--- SELECTED PASSAGE Enclosed Below ---

While rabbit holes abound, all we have to do today is look around us to discover that somehow, we have all been transported to our own dystopian ‘wonderlands’ where the bureaucracy’s incursions into our freedoms are taken for granted and ‘weird’ has become the natural descriptor for our own world.

Just last week, I was forced to ask if the triumph of bureaucracy over our sanity is irreversible, and should we just give in, too tired or bored with engaging in another fight we are unlikely ever to win?

(Opinion) To be magically transported into the strange, surreal, fantastic, and nonsensical Wonderland, Alice follows the White Rabbit into his burrow. (Photo internet reproduction)
(Opinion) To be magically transported into the strange, surreal, fantastic, and nonsensical Wonderland, Alice follows the White Rabbit into his burrow. (Photo internet reproduction)

Are we like Sisyphus, condemned by the gods to engage in an endless losing struggle against bureaucracy, the essential absurdity of modern existence?

Let me give you an example.

I thought I was going nuts recently when ten minutes prior to my release from the Mirantes part of the excellent BP hospital group in São Paulo, a young woman came into the room and said that I had to be “moved to a room”.

When I politely but humorously expressed the view that the space in which I had spent the last twenty-four hours and was about to vacate was a ‘room’, she demurred.

“This is not a room,” she insisted, obviously feeling confident of the power of the bureaucracy to support her absurdity.

Long experience has taught me that in situations such as this, the rational argument never works.

The best way to get past these obdurate bureaucratic obstacles is to play at surrealism. By making others think you are crazy, they can often see themselves in this funhouse mirror and even share the joke.

“Forgive me,” I said. “But you must know that I have been diagnosed as insane, which explains why I think this is a ‘room’. “So, help me please”, I pleaded.”

Pointing to the wall behind me, I asked: “Is this a wall?” She nodded her head in the affirmative.

Then pointing to each of the other walls, I asked the same question, even the one with the door, where I commented that she must have had a way to come through that wall into the room.

--- End of Enclosed SELECTED PASSAGE ---
--- THE DATA Enclosed Below ---

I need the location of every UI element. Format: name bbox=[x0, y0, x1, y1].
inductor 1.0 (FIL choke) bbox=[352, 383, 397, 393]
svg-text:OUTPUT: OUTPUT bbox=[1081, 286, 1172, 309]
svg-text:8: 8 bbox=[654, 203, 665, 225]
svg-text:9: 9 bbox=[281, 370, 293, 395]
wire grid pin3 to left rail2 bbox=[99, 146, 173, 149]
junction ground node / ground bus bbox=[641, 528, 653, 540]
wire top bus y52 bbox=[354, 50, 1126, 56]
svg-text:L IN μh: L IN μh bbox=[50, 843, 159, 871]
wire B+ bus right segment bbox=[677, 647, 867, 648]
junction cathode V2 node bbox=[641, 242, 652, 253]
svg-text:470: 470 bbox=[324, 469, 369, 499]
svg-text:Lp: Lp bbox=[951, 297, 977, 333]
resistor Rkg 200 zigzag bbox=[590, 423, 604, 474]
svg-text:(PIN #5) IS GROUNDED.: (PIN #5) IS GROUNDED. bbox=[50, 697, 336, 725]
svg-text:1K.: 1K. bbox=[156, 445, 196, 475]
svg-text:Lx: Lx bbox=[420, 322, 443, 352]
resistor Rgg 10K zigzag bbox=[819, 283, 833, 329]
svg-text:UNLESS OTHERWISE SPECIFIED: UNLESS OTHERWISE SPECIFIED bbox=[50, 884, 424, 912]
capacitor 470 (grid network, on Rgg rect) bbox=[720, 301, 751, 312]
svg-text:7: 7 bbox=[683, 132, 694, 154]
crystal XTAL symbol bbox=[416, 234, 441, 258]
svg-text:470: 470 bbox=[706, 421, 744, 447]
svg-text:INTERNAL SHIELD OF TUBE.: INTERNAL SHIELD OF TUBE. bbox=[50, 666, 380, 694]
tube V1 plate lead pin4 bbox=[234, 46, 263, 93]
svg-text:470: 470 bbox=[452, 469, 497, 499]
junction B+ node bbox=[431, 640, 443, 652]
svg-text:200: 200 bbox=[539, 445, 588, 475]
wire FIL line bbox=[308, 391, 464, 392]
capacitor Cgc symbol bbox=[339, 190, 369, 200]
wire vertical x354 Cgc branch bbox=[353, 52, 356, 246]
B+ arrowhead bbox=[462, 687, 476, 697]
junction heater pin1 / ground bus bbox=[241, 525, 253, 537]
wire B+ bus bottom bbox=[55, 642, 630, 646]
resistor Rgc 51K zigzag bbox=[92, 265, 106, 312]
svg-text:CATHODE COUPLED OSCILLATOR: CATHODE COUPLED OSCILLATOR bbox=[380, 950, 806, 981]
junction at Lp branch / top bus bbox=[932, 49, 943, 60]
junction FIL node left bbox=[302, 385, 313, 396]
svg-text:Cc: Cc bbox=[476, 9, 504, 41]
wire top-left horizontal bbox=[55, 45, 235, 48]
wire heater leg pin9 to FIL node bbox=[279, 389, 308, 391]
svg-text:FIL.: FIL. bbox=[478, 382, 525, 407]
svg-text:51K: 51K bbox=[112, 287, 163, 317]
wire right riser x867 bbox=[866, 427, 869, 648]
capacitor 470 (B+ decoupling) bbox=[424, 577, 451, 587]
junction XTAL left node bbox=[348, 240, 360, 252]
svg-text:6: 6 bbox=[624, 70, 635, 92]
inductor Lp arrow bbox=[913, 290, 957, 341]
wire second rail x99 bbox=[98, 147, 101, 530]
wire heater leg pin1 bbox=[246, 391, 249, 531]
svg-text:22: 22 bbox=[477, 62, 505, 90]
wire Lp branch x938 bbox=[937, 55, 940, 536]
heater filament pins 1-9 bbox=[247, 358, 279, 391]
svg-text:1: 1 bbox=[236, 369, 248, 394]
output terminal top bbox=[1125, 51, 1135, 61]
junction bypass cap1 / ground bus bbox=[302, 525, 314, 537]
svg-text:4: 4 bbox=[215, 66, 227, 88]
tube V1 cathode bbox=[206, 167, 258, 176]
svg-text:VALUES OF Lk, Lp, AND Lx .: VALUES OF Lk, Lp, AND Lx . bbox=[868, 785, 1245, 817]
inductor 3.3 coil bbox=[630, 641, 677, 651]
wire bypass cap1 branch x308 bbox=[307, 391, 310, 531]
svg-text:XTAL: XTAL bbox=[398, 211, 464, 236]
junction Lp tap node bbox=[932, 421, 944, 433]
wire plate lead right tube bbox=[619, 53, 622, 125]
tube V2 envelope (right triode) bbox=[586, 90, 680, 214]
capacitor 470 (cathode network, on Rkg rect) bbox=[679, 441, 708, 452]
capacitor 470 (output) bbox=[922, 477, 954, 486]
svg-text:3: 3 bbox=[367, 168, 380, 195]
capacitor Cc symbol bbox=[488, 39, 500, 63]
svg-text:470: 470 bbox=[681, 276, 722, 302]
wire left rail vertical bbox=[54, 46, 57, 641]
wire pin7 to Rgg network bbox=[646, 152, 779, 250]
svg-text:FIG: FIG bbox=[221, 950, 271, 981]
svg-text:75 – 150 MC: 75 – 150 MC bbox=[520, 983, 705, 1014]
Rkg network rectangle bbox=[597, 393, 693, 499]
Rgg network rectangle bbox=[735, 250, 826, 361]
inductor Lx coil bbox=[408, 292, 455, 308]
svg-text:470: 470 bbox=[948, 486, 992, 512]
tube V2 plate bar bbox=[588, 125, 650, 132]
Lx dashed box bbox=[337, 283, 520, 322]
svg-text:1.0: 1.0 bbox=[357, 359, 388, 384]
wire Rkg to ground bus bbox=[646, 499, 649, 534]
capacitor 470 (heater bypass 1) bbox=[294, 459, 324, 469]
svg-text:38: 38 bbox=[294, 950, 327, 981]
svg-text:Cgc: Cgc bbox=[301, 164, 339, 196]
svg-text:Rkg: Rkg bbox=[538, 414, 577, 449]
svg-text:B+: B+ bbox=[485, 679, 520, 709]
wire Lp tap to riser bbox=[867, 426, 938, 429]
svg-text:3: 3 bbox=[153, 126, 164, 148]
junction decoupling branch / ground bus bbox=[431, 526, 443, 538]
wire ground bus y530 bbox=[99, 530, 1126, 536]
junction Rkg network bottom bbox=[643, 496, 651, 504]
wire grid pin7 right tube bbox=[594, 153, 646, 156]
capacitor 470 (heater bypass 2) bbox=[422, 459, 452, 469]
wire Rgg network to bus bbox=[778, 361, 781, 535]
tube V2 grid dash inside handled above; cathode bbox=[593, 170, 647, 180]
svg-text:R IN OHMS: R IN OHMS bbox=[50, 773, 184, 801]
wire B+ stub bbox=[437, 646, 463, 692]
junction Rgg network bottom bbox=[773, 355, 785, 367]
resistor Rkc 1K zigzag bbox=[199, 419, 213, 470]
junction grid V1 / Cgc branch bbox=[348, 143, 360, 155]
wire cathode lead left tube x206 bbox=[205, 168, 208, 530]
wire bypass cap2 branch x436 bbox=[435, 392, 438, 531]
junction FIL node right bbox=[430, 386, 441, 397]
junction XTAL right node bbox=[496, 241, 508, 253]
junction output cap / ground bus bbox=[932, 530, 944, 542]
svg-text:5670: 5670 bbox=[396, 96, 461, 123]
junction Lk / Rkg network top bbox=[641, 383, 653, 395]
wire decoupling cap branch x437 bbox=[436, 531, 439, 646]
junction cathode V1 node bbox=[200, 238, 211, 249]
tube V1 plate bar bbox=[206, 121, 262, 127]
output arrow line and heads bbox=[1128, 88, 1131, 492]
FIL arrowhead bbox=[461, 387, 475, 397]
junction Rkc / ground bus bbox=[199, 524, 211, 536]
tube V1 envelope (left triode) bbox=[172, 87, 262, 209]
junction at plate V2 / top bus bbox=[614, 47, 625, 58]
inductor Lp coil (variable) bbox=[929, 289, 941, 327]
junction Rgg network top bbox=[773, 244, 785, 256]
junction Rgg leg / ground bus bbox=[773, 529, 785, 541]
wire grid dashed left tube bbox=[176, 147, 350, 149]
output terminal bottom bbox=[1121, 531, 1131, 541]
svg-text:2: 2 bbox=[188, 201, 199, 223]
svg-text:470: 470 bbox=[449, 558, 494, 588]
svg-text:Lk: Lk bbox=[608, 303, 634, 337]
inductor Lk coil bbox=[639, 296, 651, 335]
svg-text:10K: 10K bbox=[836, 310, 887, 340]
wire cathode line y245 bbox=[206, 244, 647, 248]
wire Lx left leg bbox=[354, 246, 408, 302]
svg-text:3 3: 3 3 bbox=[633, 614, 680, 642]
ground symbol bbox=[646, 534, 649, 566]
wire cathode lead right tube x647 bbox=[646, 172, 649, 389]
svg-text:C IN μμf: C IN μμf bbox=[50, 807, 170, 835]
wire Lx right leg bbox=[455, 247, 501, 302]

--- End of Enclosed THE DATA ---

### YOUR INSTRUCTIONS
From the opinion piece on bureaucracy, pull out the passage starting with "When I politely" and going on through "in the affirmative.", copied word for word.

### SOLUTION TO THIS TASK
When I politely but humorously expressed the view that the space in which I had spent the last twenty-four hours and was about to vacate was a ‘room’, she demurred.

“This is not a room,” she insisted, obviously feeling confident of the power of the bureaucracy to support her absurdity.

Long experience has taught me that in situations such as this, the rational argument never works.

The best way to get past these obdurate bureaucratic obstacles is to play at surrealism. By making others think you are crazy, they can often see themselves in this funhouse mirror and even share the joke.

“Forgive me,” I said. “But you must know that I have been diagnosed as insane, which explains why I think this is a ‘room’. “So, help me please”, I pleaded.”

Pointing to the wall behind me, I asked: “Is this a wall?” She nodded her head in the affirmative.